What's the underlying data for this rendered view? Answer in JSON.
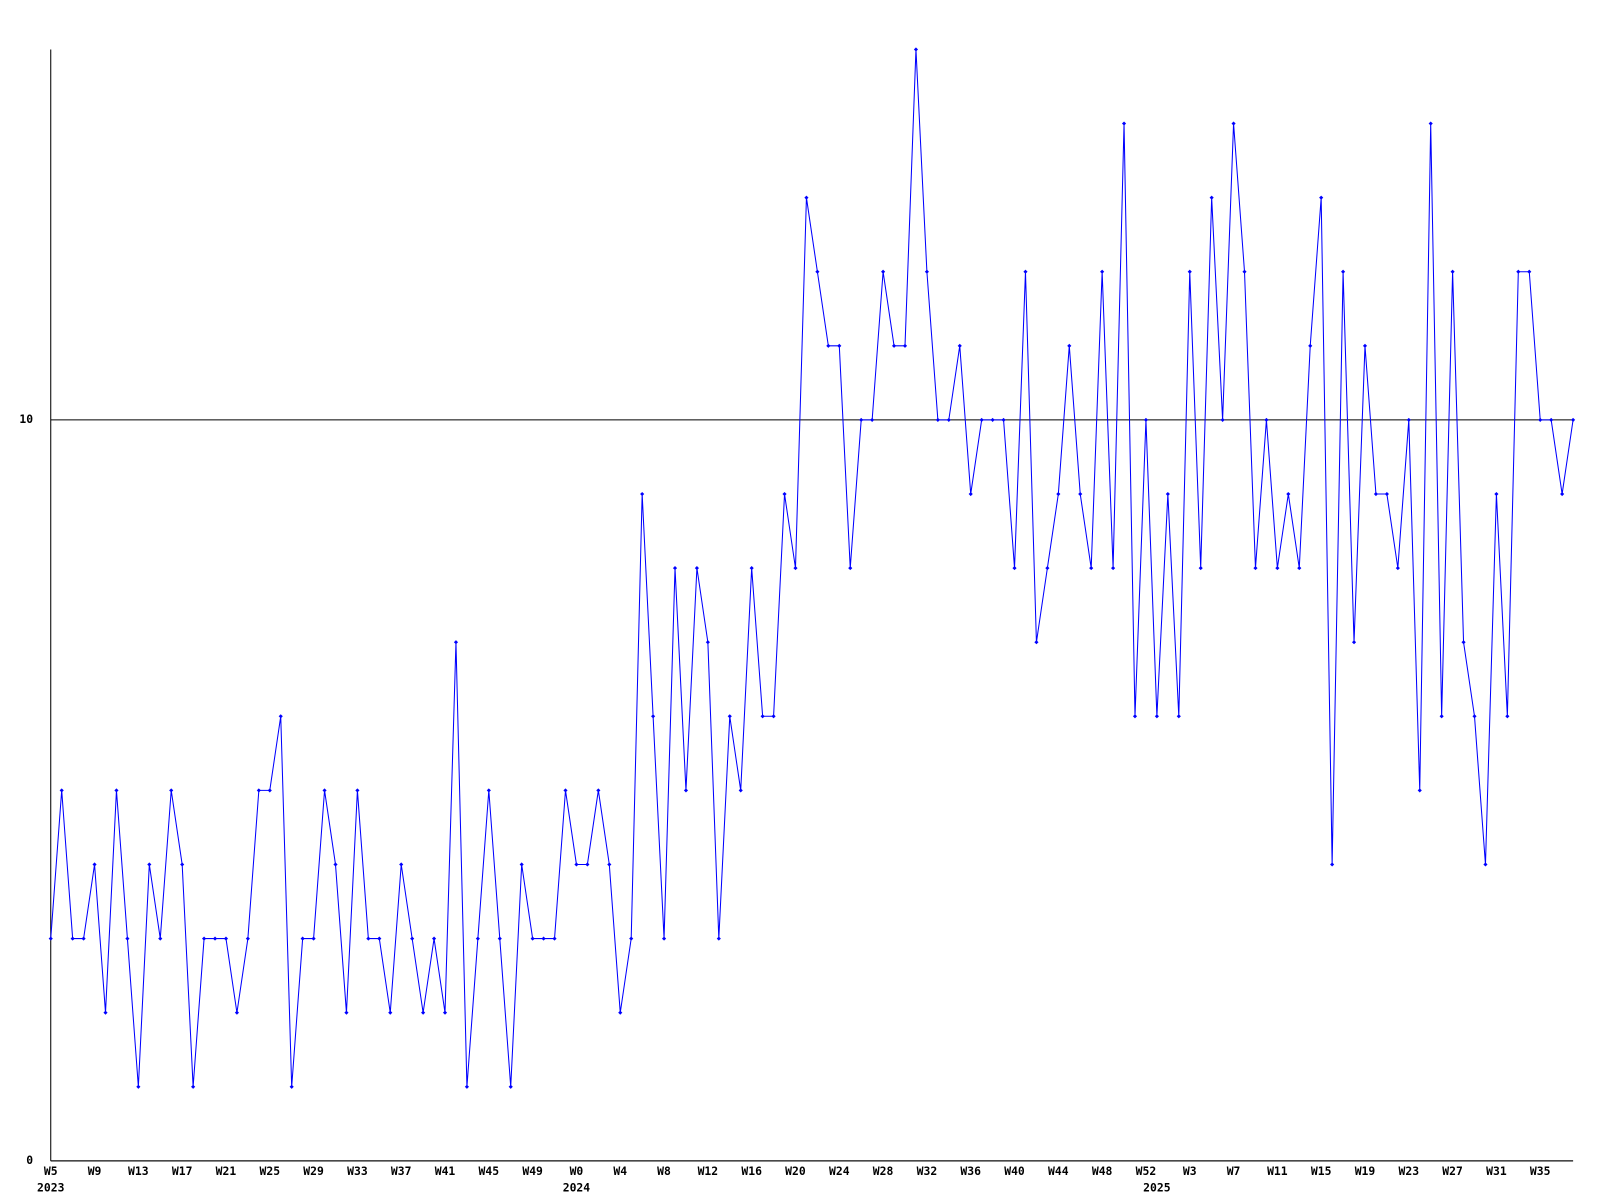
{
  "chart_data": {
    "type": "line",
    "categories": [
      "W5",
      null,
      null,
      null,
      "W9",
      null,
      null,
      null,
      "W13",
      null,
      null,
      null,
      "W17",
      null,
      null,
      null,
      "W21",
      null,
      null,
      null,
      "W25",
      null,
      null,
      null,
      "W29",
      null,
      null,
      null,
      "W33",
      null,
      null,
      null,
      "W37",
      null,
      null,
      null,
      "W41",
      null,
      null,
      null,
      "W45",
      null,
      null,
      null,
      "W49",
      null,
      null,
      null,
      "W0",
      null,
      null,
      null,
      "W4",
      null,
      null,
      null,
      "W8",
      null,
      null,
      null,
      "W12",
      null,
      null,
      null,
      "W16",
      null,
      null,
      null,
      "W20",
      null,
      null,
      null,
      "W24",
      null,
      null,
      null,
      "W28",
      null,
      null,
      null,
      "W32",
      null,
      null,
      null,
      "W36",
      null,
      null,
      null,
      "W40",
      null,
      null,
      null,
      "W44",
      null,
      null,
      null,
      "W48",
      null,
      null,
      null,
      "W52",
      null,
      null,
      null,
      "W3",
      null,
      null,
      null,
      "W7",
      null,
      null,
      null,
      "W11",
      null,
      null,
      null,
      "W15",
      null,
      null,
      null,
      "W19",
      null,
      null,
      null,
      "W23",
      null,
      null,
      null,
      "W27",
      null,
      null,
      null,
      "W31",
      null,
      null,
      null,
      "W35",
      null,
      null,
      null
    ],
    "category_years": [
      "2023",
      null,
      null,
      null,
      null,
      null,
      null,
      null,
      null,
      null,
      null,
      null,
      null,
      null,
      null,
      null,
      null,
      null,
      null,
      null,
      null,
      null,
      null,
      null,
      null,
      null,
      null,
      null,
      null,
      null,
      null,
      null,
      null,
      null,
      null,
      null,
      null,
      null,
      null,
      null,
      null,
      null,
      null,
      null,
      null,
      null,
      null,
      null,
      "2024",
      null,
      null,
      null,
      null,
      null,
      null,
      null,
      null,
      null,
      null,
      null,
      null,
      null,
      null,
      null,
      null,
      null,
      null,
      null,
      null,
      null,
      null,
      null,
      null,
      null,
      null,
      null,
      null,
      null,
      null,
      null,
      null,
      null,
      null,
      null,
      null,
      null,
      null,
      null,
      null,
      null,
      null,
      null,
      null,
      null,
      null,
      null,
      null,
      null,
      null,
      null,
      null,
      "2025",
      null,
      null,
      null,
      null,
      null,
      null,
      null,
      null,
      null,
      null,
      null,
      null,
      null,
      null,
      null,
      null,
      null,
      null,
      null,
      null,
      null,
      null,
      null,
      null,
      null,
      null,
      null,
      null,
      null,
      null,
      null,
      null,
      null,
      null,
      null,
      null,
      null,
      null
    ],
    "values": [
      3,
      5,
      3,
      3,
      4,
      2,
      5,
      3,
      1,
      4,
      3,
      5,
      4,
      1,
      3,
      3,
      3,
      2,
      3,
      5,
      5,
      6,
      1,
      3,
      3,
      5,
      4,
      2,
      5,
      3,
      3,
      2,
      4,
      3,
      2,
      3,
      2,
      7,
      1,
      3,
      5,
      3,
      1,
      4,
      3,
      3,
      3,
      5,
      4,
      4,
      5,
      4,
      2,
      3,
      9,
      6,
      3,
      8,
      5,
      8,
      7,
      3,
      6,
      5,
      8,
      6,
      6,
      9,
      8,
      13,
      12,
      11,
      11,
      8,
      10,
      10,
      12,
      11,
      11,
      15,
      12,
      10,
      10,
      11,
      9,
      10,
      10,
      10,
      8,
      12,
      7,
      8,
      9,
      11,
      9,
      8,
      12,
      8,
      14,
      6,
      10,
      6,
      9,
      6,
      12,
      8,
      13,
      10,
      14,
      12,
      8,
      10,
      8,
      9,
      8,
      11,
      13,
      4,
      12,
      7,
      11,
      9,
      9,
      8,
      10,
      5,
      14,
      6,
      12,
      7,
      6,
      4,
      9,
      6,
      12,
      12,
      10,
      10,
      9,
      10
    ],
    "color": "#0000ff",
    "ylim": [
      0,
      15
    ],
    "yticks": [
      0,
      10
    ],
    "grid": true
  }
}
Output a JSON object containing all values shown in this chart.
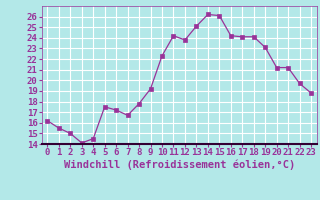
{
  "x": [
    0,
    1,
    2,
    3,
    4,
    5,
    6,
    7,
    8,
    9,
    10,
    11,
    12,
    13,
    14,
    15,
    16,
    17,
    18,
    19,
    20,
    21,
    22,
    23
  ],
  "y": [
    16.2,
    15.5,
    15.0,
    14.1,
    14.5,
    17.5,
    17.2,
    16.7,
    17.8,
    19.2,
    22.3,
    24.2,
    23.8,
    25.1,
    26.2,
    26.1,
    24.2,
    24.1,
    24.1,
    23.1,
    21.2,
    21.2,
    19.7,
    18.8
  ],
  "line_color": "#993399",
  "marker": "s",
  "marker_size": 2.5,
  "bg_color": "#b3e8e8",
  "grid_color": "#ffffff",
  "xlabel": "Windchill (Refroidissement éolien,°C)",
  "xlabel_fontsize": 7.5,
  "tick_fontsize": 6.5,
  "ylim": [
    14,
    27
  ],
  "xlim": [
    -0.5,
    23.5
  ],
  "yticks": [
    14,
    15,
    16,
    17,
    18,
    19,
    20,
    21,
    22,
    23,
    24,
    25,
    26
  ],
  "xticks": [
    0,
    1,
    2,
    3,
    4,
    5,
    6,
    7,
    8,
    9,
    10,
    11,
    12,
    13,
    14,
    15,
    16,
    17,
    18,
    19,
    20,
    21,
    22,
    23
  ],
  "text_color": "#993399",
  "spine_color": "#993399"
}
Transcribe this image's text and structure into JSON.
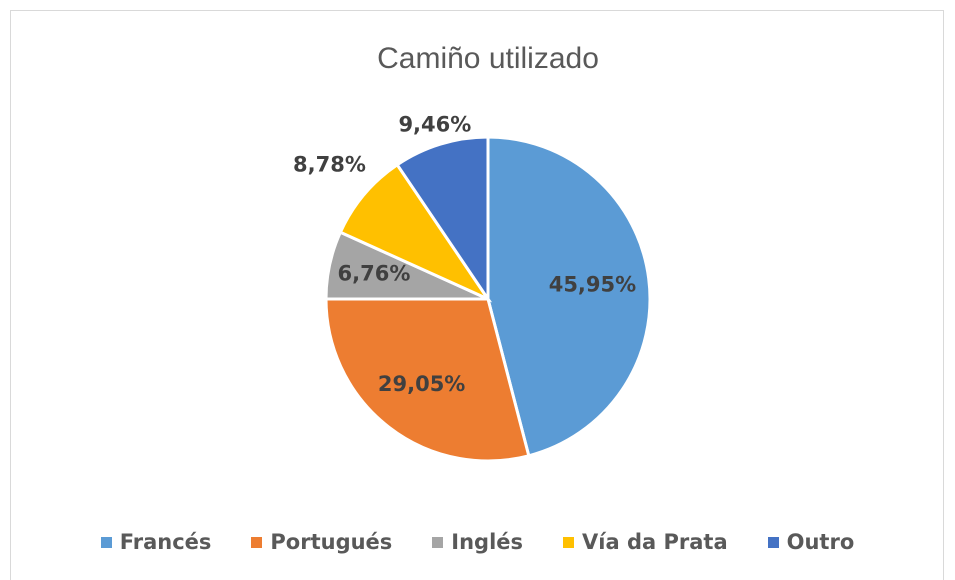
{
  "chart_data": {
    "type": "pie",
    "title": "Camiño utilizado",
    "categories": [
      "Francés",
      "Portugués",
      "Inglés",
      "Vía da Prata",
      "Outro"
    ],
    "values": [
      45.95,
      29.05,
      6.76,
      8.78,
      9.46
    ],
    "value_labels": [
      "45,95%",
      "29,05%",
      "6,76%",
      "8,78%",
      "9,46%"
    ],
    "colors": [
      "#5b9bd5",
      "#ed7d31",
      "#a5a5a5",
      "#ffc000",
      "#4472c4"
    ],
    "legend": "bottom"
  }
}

============================================================

Your instructions: Repeat the data exactly, excluding the pictures.

The response:
What's the underlying data for this rendered view? Answer in JSON.
{
  "chart_data": {
    "type": "line",
    "categories": [
      "W5",
      null,
      null,
      null,
      "W9",
      null,
      null,
      null,
      "W13",
      null,
      null,
      null,
      "W17",
      null,
      null,
      null,
      "W21",
      null,
      null,
      null,
      "W25",
      null,
      null,
      null,
      "W29",
      null,
      null,
      null,
      "W33",
      null,
      null,
      null,
      "W37",
      null,
      null,
      null,
      "W41",
      null,
      null,
      null,
      "W45",
      null,
      null,
      null,
      "W49",
      null,
      null,
      null,
      "W0",
      null,
      null,
      null,
      "W4",
      null,
      null,
      null,
      "W8",
      null,
      null,
      null,
      "W12",
      null,
      null,
      null,
      "W16",
      null,
      null,
      null,
      "W20",
      null,
      null,
      null,
      "W24",
      null,
      null,
      null,
      "W28",
      null,
      null,
      null,
      "W32",
      null,
      null,
      null,
      "W36",
      null,
      null,
      null,
      "W40",
      null,
      null,
      null,
      "W44",
      null,
      null,
      null,
      "W48",
      null,
      null,
      null,
      "W52",
      null,
      null,
      null,
      "W3",
      null,
      null,
      null,
      "W7",
      null,
      null,
      null,
      "W11",
      null,
      null,
      null,
      "W15",
      null,
      null,
      null,
      "W19",
      null,
      null,
      null,
      "W23",
      null,
      null,
      null,
      "W27",
      null,
      null,
      null,
      "W31",
      null,
      null,
      null,
      "W35",
      null,
      null,
      null
    ],
    "category_years": [
      "2023",
      null,
      null,
      null,
      null,
      null,
      null,
      null,
      null,
      null,
      null,
      null,
      null,
      null,
      null,
      null,
      null,
      null,
      null,
      null,
      null,
      null,
      null,
      null,
      null,
      null,
      null,
      null,
      null,
      null,
      null,
      null,
      null,
      null,
      null,
      null,
      null,
      null,
      null,
      null,
      null,
      null,
      null,
      null,
      null,
      null,
      null,
      null,
      "2024",
      null,
      null,
      null,
      null,
      null,
      null,
      null,
      null,
      null,
      null,
      null,
      null,
      null,
      null,
      null,
      null,
      null,
      null,
      null,
      null,
      null,
      null,
      null,
      null,
      null,
      null,
      null,
      null,
      null,
      null,
      null,
      null,
      null,
      null,
      null,
      null,
      null,
      null,
      null,
      null,
      null,
      null,
      null,
      null,
      null,
      null,
      null,
      null,
      null,
      null,
      null,
      null,
      "2025",
      null,
      null,
      null,
      null,
      null,
      null,
      null,
      null,
      null,
      null,
      null,
      null,
      null,
      null,
      null,
      null,
      null,
      null,
      null,
      null,
      null,
      null,
      null,
      null,
      null,
      null,
      null,
      null,
      null,
      null,
      null,
      null,
      null,
      null,
      null,
      null,
      null,
      null
    ],
    "values": [
      3,
      5,
      3,
      3,
      4,
      2,
      5,
      3,
      1,
      4,
      3,
      5,
      4,
      1,
      3,
      3,
      3,
      2,
      3,
      5,
      5,
      6,
      1,
      3,
      3,
      5,
      4,
      2,
      5,
      3,
      3,
      2,
      4,
      3,
      2,
      3,
      2,
      7,
      1,
      3,
      5,
      3,
      1,
      4,
      3,
      3,
      3,
      5,
      4,
      4,
      5,
      4,
      2,
      3,
      9,
      6,
      3,
      8,
      5,
      8,
      7,
      3,
      6,
      5,
      8,
      6,
      6,
      9,
      8,
      13,
      12,
      11,
      11,
      8,
      10,
      10,
      12,
      11,
      11,
      15,
      12,
      10,
      10,
      11,
      9,
      10,
      10,
      10,
      8,
      12,
      7,
      8,
      9,
      11,
      9,
      8,
      12,
      8,
      14,
      6,
      10,
      6,
      9,
      6,
      12,
      8,
      13,
      10,
      14,
      12,
      8,
      10,
      8,
      9,
      8,
      11,
      13,
      4,
      12,
      7,
      11,
      9,
      9,
      8,
      10,
      5,
      14,
      6,
      12,
      7,
      6,
      4,
      9,
      6,
      12,
      12,
      10,
      10,
      9,
      10
    ],
    "color": "#0000ff",
    "ylim": [
      0,
      15
    ],
    "yticks": [
      0,
      10
    ],
    "grid": true
  }
}
Output a JSON object containing all values shown in this chart.
{
  "x": [
    0,
    1,
    2,
    3,
    4,
    5,
    6,
    7,
    8,
    9,
    10,
    11,
    12,
    13,
    14,
    15,
    16,
    17,
    18,
    19,
    20,
    21,
    22,
    23
  ],
  "y": [
    16.2,
    15.5,
    15.0,
    14.1,
    14.5,
    17.5,
    17.2,
    16.7,
    17.8,
    19.2,
    22.3,
    24.2,
    23.8,
    25.1,
    26.2,
    26.1,
    24.2,
    24.1,
    24.1,
    23.1,
    21.2,
    21.2,
    19.7,
    18.8
  ],
  "line_color": "#993399",
  "marker": "s",
  "marker_size": 2.5,
  "bg_color": "#b3e8e8",
  "grid_color": "#ffffff",
  "xlabel": "Windchill (Refroidissement éolien,°C)",
  "xlabel_fontsize": 7.5,
  "tick_fontsize": 6.5,
  "ylim": [
    14,
    27
  ],
  "xlim": [
    -0.5,
    23.5
  ],
  "yticks": [
    14,
    15,
    16,
    17,
    18,
    19,
    20,
    21,
    22,
    23,
    24,
    25,
    26
  ],
  "xticks": [
    0,
    1,
    2,
    3,
    4,
    5,
    6,
    7,
    8,
    9,
    10,
    11,
    12,
    13,
    14,
    15,
    16,
    17,
    18,
    19,
    20,
    21,
    22,
    23
  ],
  "text_color": "#993399",
  "spine_color": "#993399"
}
Transcribe this image's text and structure into JSON.
{
  "chart_data": {
    "type": "pie",
    "title": "Camiño utilizado",
    "categories": [
      "Francés",
      "Portugués",
      "Inglés",
      "Vía da Prata",
      "Outro"
    ],
    "values": [
      45.95,
      29.05,
      6.76,
      8.78,
      9.46
    ],
    "value_labels": [
      "45,95%",
      "29,05%",
      "6,76%",
      "8,78%",
      "9,46%"
    ],
    "colors": [
      "#5b9bd5",
      "#ed7d31",
      "#a5a5a5",
      "#ffc000",
      "#4472c4"
    ],
    "legend": "bottom"
  }
}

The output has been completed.